** GIVEN TASK **
Beneath this sentence is a set of records; write each of them out exactly.

** RECORDS SHOWN **
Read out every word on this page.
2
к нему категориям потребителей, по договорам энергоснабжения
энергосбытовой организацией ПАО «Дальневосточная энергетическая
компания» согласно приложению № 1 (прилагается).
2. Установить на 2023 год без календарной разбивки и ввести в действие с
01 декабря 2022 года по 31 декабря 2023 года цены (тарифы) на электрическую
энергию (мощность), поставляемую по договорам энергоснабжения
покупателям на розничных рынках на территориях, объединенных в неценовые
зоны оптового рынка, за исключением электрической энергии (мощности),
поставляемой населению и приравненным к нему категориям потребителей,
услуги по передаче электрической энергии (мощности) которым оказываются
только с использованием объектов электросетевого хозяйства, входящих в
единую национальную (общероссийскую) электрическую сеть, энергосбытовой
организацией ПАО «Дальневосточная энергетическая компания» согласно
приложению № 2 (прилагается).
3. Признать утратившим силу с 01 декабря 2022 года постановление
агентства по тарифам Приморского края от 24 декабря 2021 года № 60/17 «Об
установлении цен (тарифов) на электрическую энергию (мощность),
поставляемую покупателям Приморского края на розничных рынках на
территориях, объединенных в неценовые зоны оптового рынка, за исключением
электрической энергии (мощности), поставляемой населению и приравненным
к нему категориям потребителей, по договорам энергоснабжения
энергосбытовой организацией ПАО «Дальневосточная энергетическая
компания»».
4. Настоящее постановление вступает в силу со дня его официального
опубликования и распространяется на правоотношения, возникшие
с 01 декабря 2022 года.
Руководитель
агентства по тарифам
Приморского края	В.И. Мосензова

** OUTPUT OF THE TASK **
Read out every word on this page.
2
к нему категориям потребителей, по договорам энергоснабжения
энергосбытовой организацией ПАО «Дальневосточная энергетическая
компания» согласно приложению № 1 (прилагается).
2. Установить на 2023 год без календарной разбивки и ввести в действие с
01 декабря 2022 года по 31 декабря 2023 года цены (тарифы) на электрическую
энергию (мощность), поставляемую по договорам энергоснабжения
покупателям на розничных рынках на территориях, объединенных в неценовые
зоны оптового рынка, за исключением электрической энергии (мощности),
поставляемой населению и приравненным к нему категориям потребителей,
услуги по передаче электрической энергии (мощности) которым оказываются
только с использованием объектов электросетевого хозяйства, входящих в
единую национальную (общероссийскую) электрическую сеть, энергосбытовой
организацией ПАО «Дальневосточная энергетическая компания» согласно
приложению № 2 (прилагается).
3. Признать утратившим силу с 01 декабря 2022 года постановление
агентства по тарифам Приморского края от 24 декабря 2021 года № 60/17 «Об
установлении цен (тарифов) на электрическую энергию (мощность),
поставляемую покупателям Приморского края на розничных рынках на
территориях, объединенных в неценовые зоны оптового рынка, за исключением
электрической энергии (мощности), поставляемой населению и приравненным
к нему категориям потребителей, по договорам энергоснабжения
энергосбытовой организацией ПАО «Дальневосточная энергетическая
компания»».
4. Настоящее постановление вступает в силу со дня его официального
опубликования и распространяется на правоотношения, возникшие
с 01 декабря 2022 года.
Руководитель
агентства по тарифам
Приморского края	В.И. Мосензова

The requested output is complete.